# start of DATA ROWS
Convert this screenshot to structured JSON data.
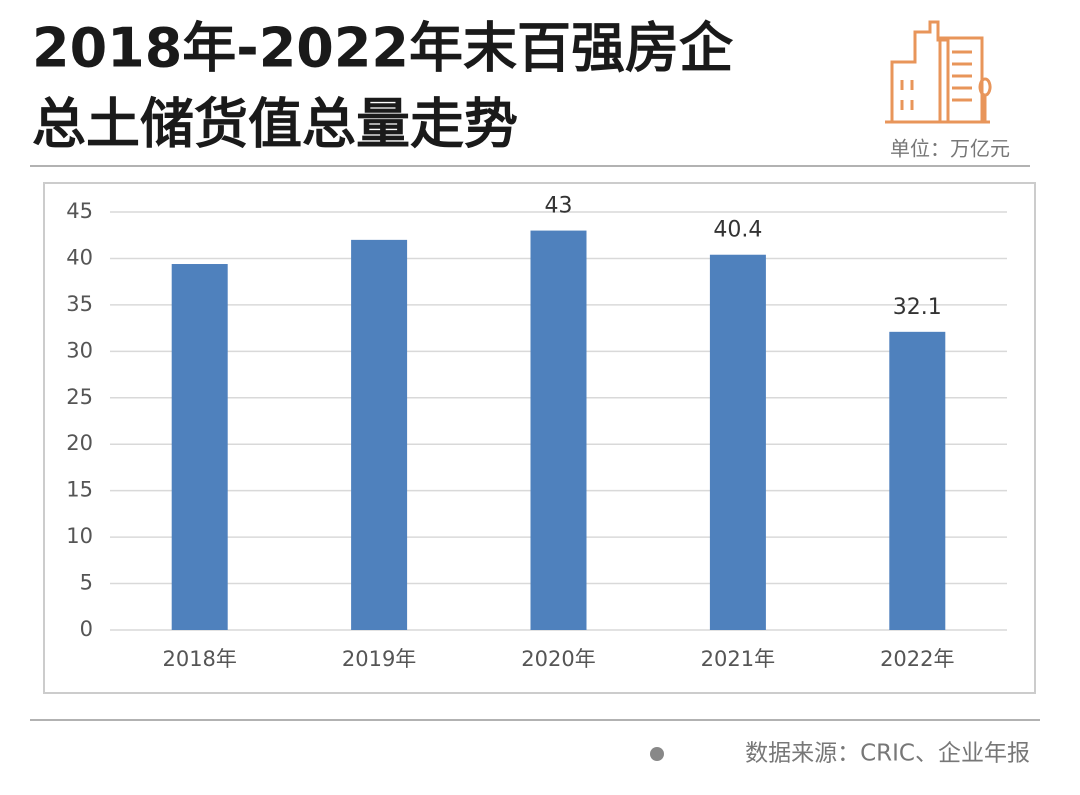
{
  "chart_data": {
    "type": "bar",
    "title_lines": [
      "2018年-2022年末百强房企",
      "总土储货值总量走势"
    ],
    "unit": "单位：万亿元",
    "source": "数据来源：CRIC、企业年报",
    "categories": [
      "2018年",
      "2019年",
      "2020年",
      "2021年",
      "2022年"
    ],
    "values": [
      39.4,
      42,
      43,
      40.4,
      32.1
    ],
    "value_labels": [
      null,
      null,
      "43",
      "40.4",
      "32.1"
    ],
    "color": "#4f81bd",
    "ylim": [
      0,
      45
    ],
    "yticks": [
      0,
      5,
      10,
      15,
      20,
      25,
      30,
      35,
      40,
      45
    ],
    "grid": true
  }
}
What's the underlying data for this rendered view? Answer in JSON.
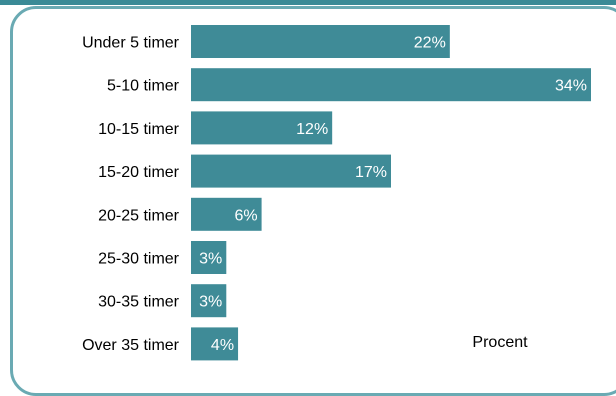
{
  "chart_data": {
    "type": "bar",
    "orientation": "horizontal",
    "categories": [
      "Under 5 timer",
      "5-10 timer",
      "10-15 timer",
      "15-20 timer",
      "20-25 timer",
      "25-30 timer",
      "30-35 timer",
      "Over 35 timer"
    ],
    "values": [
      22,
      34,
      12,
      17,
      6,
      3,
      3,
      4
    ],
    "data_labels": [
      "22%",
      "34%",
      "12%",
      "17%",
      "6%",
      "3%",
      "3%",
      "4%"
    ],
    "unit_label": "Procent",
    "xlim": [
      0,
      34
    ],
    "grid": false,
    "bar_color": "#3f8b97",
    "frame_color": "#6aaab3",
    "label_color": "#ffffff",
    "text_color": "#000000"
  }
}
# end of DATA ROWS
__EXERCISE BRIEF__:
Transcribe the entries above verbatim, omitting their pictures.

__EXERCISE RESULT__:
Convert this screenshot to structured JSON data.
{
  "chart_data": {
    "type": "bar",
    "title_lines": [
      "2018年-2022年末百强房企",
      "总土储货值总量走势"
    ],
    "unit": "单位：万亿元",
    "source": "数据来源：CRIC、企业年报",
    "categories": [
      "2018年",
      "2019年",
      "2020年",
      "2021年",
      "2022年"
    ],
    "values": [
      39.4,
      42,
      43,
      40.4,
      32.1
    ],
    "value_labels": [
      null,
      null,
      "43",
      "40.4",
      "32.1"
    ],
    "color": "#4f81bd",
    "ylim": [
      0,
      45
    ],
    "yticks": [
      0,
      5,
      10,
      15,
      20,
      25,
      30,
      35,
      40,
      45
    ],
    "grid": true
  }
}
What's the underlying data for this rendered view? Answer in JSON.
{
  "chart_data": {
    "type": "bar",
    "orientation": "horizontal",
    "categories": [
      "Under 5 timer",
      "5-10 timer",
      "10-15 timer",
      "15-20 timer",
      "20-25 timer",
      "25-30 timer",
      "30-35 timer",
      "Over 35 timer"
    ],
    "values": [
      22,
      34,
      12,
      17,
      6,
      3,
      3,
      4
    ],
    "data_labels": [
      "22%",
      "34%",
      "12%",
      "17%",
      "6%",
      "3%",
      "3%",
      "4%"
    ],
    "unit_label": "Procent",
    "xlim": [
      0,
      34
    ],
    "grid": false,
    "bar_color": "#3f8b97",
    "frame_color": "#6aaab3",
    "label_color": "#ffffff",
    "text_color": "#000000"
  }
}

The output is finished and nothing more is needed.